(Dataset items)
_ _ _ _

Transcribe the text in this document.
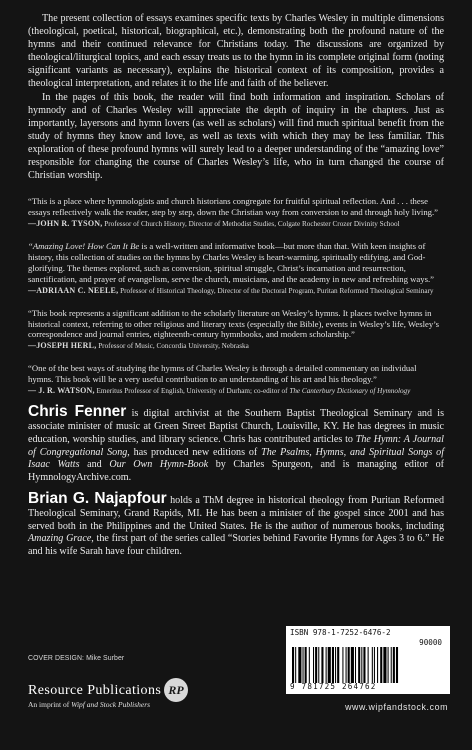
The present collection of essays examines specific texts by Charles Wesley in multiple dimensions (theological, poetical, historical, biographical, etc.), demonstrating both the profound nature of the hymns and their continued relevance for Christians today. The discussions are organized by theological/liturgical topics, and each essay treats us to the hymn in its complete original form (noting significant variants as necessary), explains the historical context of its composition, provides a theological interpretation, and relates it to the life and faith of the believer.

In the pages of this book, the reader will find both information and inspiration. Scholars of hymnody and of Charles Wesley will appreciate the depth of inquiry in the chapters. Just as importantly, layersons and hymn lovers (as well as scholars) will find much spiritual benefit from the study of hymns they know and love, as well as texts with which they may be less familiar. This exploration of these profound hymns will surely lead to a deeper understanding of the “amazing love” responsible for changing the course of Charles Wesley’s life, who in turn changed the course of Christian worship.

“This is a place where hymnologists and church historians congregate for fruitful spiritual reflection. And . . . these essays reflectively walk the reader, step by step, down the Christian way from conversion to and through holy living.”

—JOHN R. TYSON, Professor of Church History, Director of Methodist Studies, Colgate Rochester Crozer Divinity School

“Amazing Love! How Can It Be is a well-written and informative book—but more than that. With keen insights of history, this collection of studies on the hymns by Charles Wesley is heart-warming, spiritually edifying, and God-glorifying. The themes explored, such as conversion, spiritual struggle, Christ’s incarnation and resurrection, sanctification, and prayer of evangelism, serve the church, musicians, and the academy in new and refreshing ways.”

—ADRIAAN C. NEELE, Professor of Historical Theology, Director of the Doctoral Program, Puritan Reformed Theological Seminary

“This book represents a significant addition to the scholarly literature on Wesley’s hymns. It places twelve hymns in historical context, referring to other religious and literary texts (especially the Bible), events in Wesley’s life, Wesley’s correspondence and journal entries, eighteenth-century hymnbooks, and modern scholarship.”

—JOSEPH HERL, Professor of Music, Concordia University, Nebraska

“One of the best ways of studying the hymns of Charles Wesley is through a detailed commentary on individual hymns. This book will be a very useful contribution to an understanding of his art and his theology.”

— J. R. WATSON, Emeritus Professor of English, University of Durham; co-editor of The Canterbury Dictionary of Hymnology

Chris Fenner is digital archivist at the Southern Baptist Theological Seminary and is associate minister of music at Green Street Baptist Church, Louisville, KY. He has degrees in music education, worship studies, and library science. Chris has contributed articles to The Hymn: A Journal of Congregational Song, has produced new editions of The Psalms, Hymns, and Spiritual Songs of Isaac Watts and Our Own Hymn-Book by Charles Spurgeon, and is managing editor of HymnologyArchive.com.

Brian G. Najapfour holds a ThM degree in historical theology from Puritan Reformed Theological Seminary, Grand Rapids, MI. He has been a minister of the gospel since 2001 and has served both in the Philippines and the United States. He is the author of numerous books, including Amazing Grace, the first part of the series called “Stories behind Favorite Hymns for Ages 3 to 6.” He and his wife Sarah have four children.

ISBN 978-1-7252-6476-2
90000
9 781725 264762
COVER DESIGN: Mike Surber
Resource Publications
An imprint of Wipf and Stock Publishers
RP
www.wipfandstock.com
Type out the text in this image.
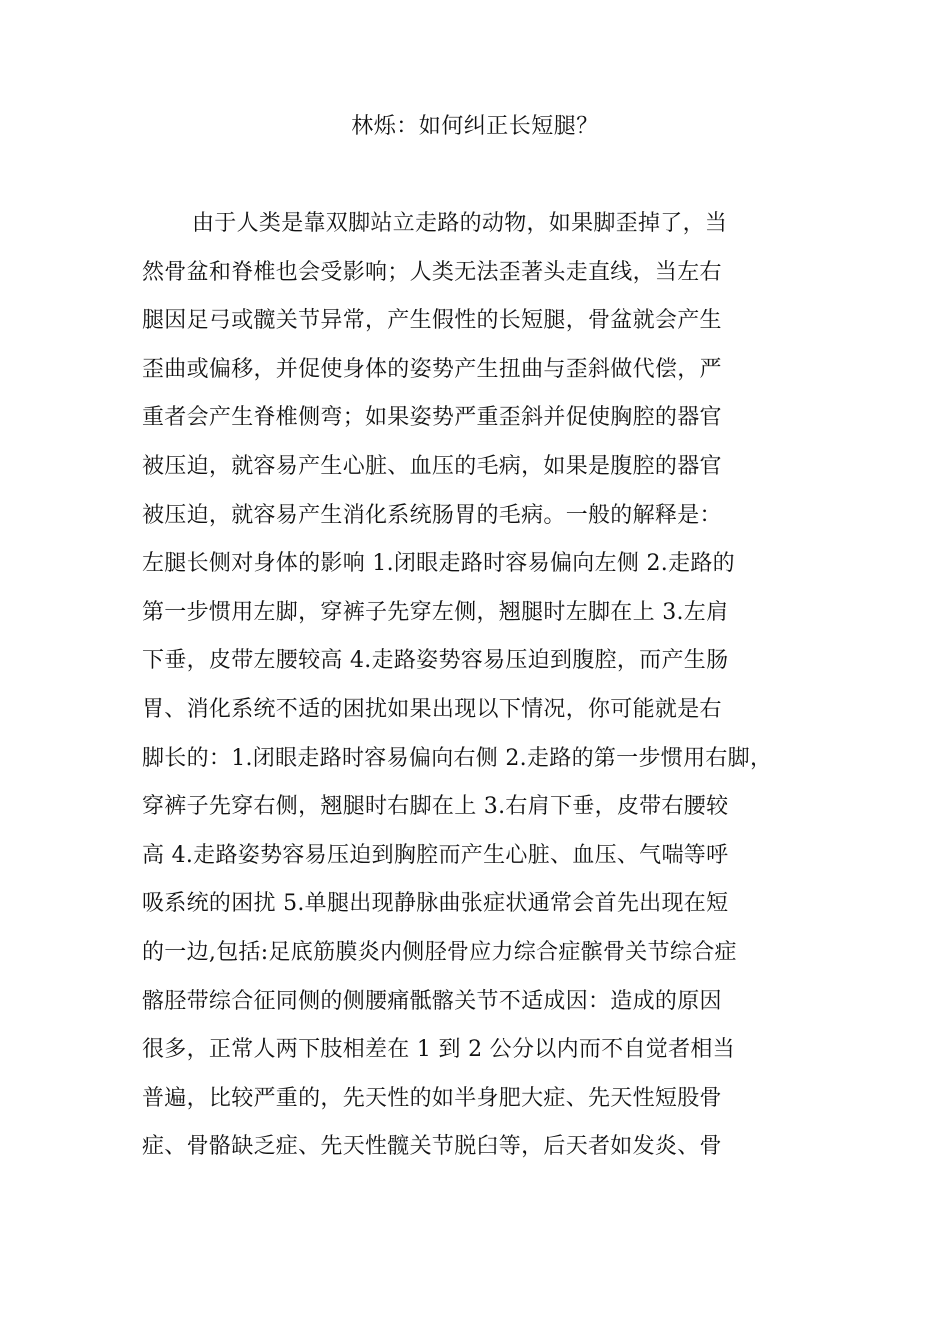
林烁：如何纠正长短腿？
由于人类是靠双脚站立走路的动物，如果脚歪掉了，当
然骨盆和脊椎也会受影响；人类无法歪著头走直线，当左右
腿因足弓或髋关节异常，产生假性的长短腿，骨盆就会产生
歪曲或偏移，并促使身体的姿势产生扭曲与歪斜做代偿，严
重者会产生脊椎侧弯；如果姿势严重歪斜并促使胸腔的器官
被压迫，就容易产生心脏、血压的毛病，如果是腹腔的器官
被压迫，就容易产生消化系统肠胃的毛病。一般的解释是：
左腿长侧对身体的影响 1.闭眼走路时容易偏向左侧 2.走路的
第一步惯用左脚，穿裤子先穿左侧，翘腿时左脚在上 3.左肩
下垂，皮带左腰较高 4.走路姿势容易压迫到腹腔，而产生肠
胃、消化系统不适的困扰如果出现以下情况，你可能就是右
脚长的：1.闭眼走路时容易偏向右侧 2.走路的第一步惯用右脚，
穿裤子先穿右侧，翘腿时右脚在上 3.右肩下垂，皮带右腰较
高 4.走路姿势容易压迫到胸腔而产生心脏、血压、气喘等呼
吸系统的困扰 5.单腿出现静脉曲张症状通常会首先出现在短
的一边,包括:足底筋膜炎内侧胫骨应力综合症髌骨关节综合症
髂胫带综合征同侧的侧腰痛骶髂关节不适成因：造成的原因
很多，正常人两下肢相差在 1 到 2 公分以内而不自觉者相当
普遍，比较严重的，先天性的如半身肥大症、先天性短股骨
症、骨骼缺乏症、先天性髋关节脱臼等，后天者如发炎、骨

_ _ _ _

[Short task]
Pull out each line of the records holding the string "through".

[Completed exercise]
“This is a place where hymnologists and church historians congregate for fruitful spiritual reflection. And . . . these essays reflectively walk the reader, step by step, down the Christian way from conversion to and through holy living.”
“One of the best ways of studying the hymns of Charles Wesley is through a detailed commentary on individual hymns. This book will be a very useful contribution to an understanding of his art and his theology.”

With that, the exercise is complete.